▶ **Required tasks**:
A. In the atmospheric thermodynamics assignment, what molar mass is given for helium?
B. Reproduce word for word everything in the atmospheric thermodynamics assignment from "On a summer" down to "3.13 of the text)".

Assignment 3 - Atmospheric Thermodynamics

Due Friday September 27 2024 (at start of class, or submitted electronically via Brightspace before class)

Point values are indicated for each question.

Total points: 30

Question 1¶

4 points

(Problem 3.8)

Show the steps leading to equations 3.37 and 3.38 of the text (exact conversions between mixing ratio and specific humidity). (2 points)
Show that, for realistic values of either $w$ or $q$ in the free atmosphere (e.g., $w < 20$ g kg^-1), the difference between the two, expressed as an absolute value, is indeed small. (2 points)

Question 2¶

3 points

(Problem 3.9 of the text)

Show the steps to derive equation (3.45) of the text:

p = \rho R_d \left[ 1 + \left(\frac{1}{\varepsilon} - 1 \right) q \right] T

(1)

Question 3¶

6 points

(Modified from Problem 3.10 of the text)

If the specific humidity $q$ in a sample of air is 22 g kg^-1 at 30ºC, find the virtual temperature $T_v$ expressed in both Kelvins and degrees Celsius. (2 points)
If the pressure $p$ is 1020 hPa, find the density ρ. (2 points)
By what percentage is the above density greater or less than that for dry air at the same pressure and temperature? (2 points)

Question 4¶

4 points

(Modified from Problem 3.11 of the text)

On a summer day, the air conditioning breaks down and the air in your classroom becomes very warm and muggy with a vapor pressure of 20 hPa and a temperature of 27ºC.

If the volume of the classroom is 50 m³, how much water is present in the room in vapor form? Express your answer both as a mass in kg and a liquid-equivalent volume in liters, assuming that the density of liquid water is 1000 kg m^-3. (2 points)
If the pressure in the room is 980 hPa, what is the virtual temperature of the air? Express your answer both in K and degrees C. (2 points)

Question 5¶

9 points

(Based on Problem 3.13 of the text)

A standard large tank of helium used to fill weather balloons contains 6.8 m³ of the gas (measured at 1 atmosphere pressure) compressed to about 2000 pounds per square inch (psi) or 13.8 MPa.

Calculate the volume of helium required in order for a 200 g balloon to achieve the proper free lift (i.e., the net buoyancy without a payload) according to the information in Table 1.3. Helium has a molar mass of 4.0 kg kmol^-1. (2 points)

▶ **Stored rows**:

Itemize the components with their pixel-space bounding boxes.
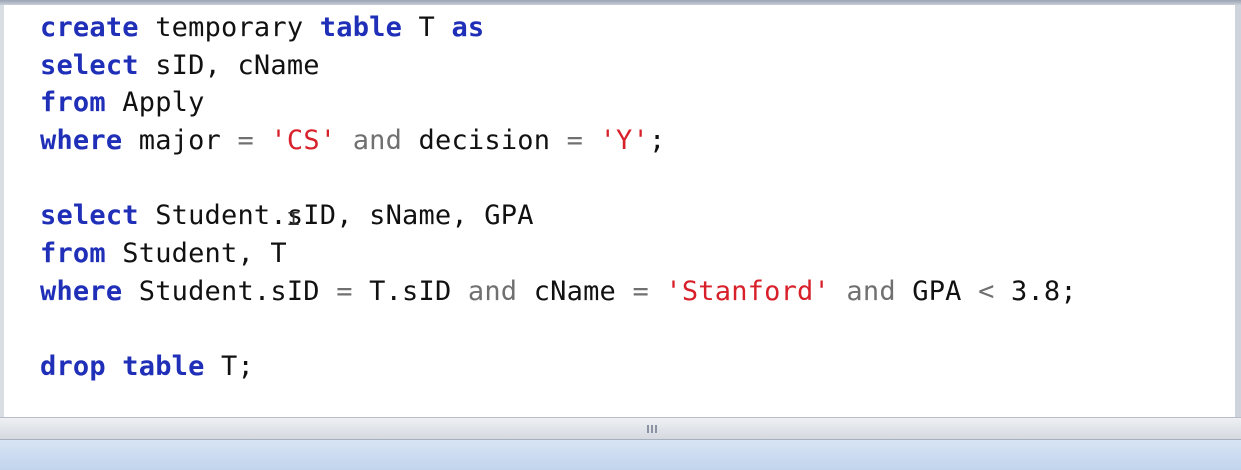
code-token: Student.sID, sName, GPA (138, 200, 534, 232)
code-line[interactable] (40, 160, 1077, 198)
code-lines[interactable]: create temporary table T as select sID, c… (40, 9, 1077, 386)
code-token: from (40, 87, 106, 119)
code-token: cName (517, 275, 633, 307)
code-line[interactable]: select Student.sID, sName, GPA (40, 197, 1077, 235)
code-token: Apply (105, 87, 205, 119)
code-token: as (451, 12, 485, 43)
code-token: create (40, 12, 139, 43)
code-token: = (336, 275, 353, 307)
ibeam-cursor-icon: Ꮖ (288, 209, 300, 230)
pane-splitter[interactable] (0, 417, 1241, 440)
code-token: and (352, 125, 403, 157)
code-token: select (40, 49, 139, 81)
code-token: Student, T (105, 238, 287, 270)
splitter-grip-icon[interactable] (645, 424, 659, 433)
code-token: where (40, 125, 123, 157)
code-line[interactable]: where Student.sID = T.sID and cName = 'S… (40, 273, 1077, 311)
code-token: T.sID (352, 275, 468, 307)
code-token: table (319, 12, 403, 43)
code-token: = (237, 125, 254, 157)
code-line[interactable]: create temporary table T as (40, 9, 1077, 47)
code-line[interactable]: where major = 'CS' and decision = 'Y'; (40, 122, 1077, 160)
code-token: = (632, 275, 649, 307)
code-token: where (40, 275, 123, 307)
code-token: table (122, 351, 205, 383)
code-token: select (40, 200, 139, 232)
code-token: from (40, 238, 106, 270)
code-token: major (122, 125, 238, 157)
code-token: 'Y' (599, 125, 649, 157)
code-token: = (566, 125, 584, 157)
code-token: T; (204, 351, 254, 383)
code-line[interactable] (40, 311, 1077, 349)
code-token: and (467, 275, 518, 307)
code-line[interactable]: drop table T; (40, 348, 1077, 386)
code-token: and (846, 275, 896, 307)
sql-code-editor[interactable]: create temporary table T as select sID, c… (0, 5, 1241, 417)
code-token: drop (40, 351, 106, 383)
code-token: 3.8; (994, 275, 1077, 307)
code-token: 'Stanford' (665, 275, 830, 307)
results-pane (0, 440, 1241, 470)
code-token: < (978, 275, 995, 307)
code-token: ; (648, 125, 666, 157)
code-line[interactable]: from Apply (40, 84, 1077, 122)
code-token: decision (402, 125, 567, 157)
code-token: T (402, 12, 452, 43)
code-line[interactable]: select sID, cName (40, 47, 1077, 85)
code-token: sID, cName (138, 49, 320, 81)
code-line[interactable]: from Student, T (40, 235, 1077, 273)
code-token: Student.sID (122, 275, 337, 307)
code-token: GPA (895, 275, 979, 307)
code-token: 'CS' (270, 125, 337, 157)
code-token: temporary (155, 12, 304, 43)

▶ **Solutions in order**:
A. 4.0 kg kmol^-1

B.
On a summer day, the air conditioning breaks down and the air in your classroom becomes very warm and muggy with a vapor pressure of 20 hPa and a temperature of 27ºC.

If the volume of the classroom is 50 m³, how much water is present in the room in vapor form? Express your answer both as a mass in kg and a liquid-equivalent volume in liters, assuming that the density of liquid water is 1000 kg m^-3. (2 points)
If the pressure in the room is 980 hPa, what is the virtual temperature of the air? Express your answer both in K and degrees C. (2 points)

Question 5¶

9 points

(Based on Problem 3.13 of the text)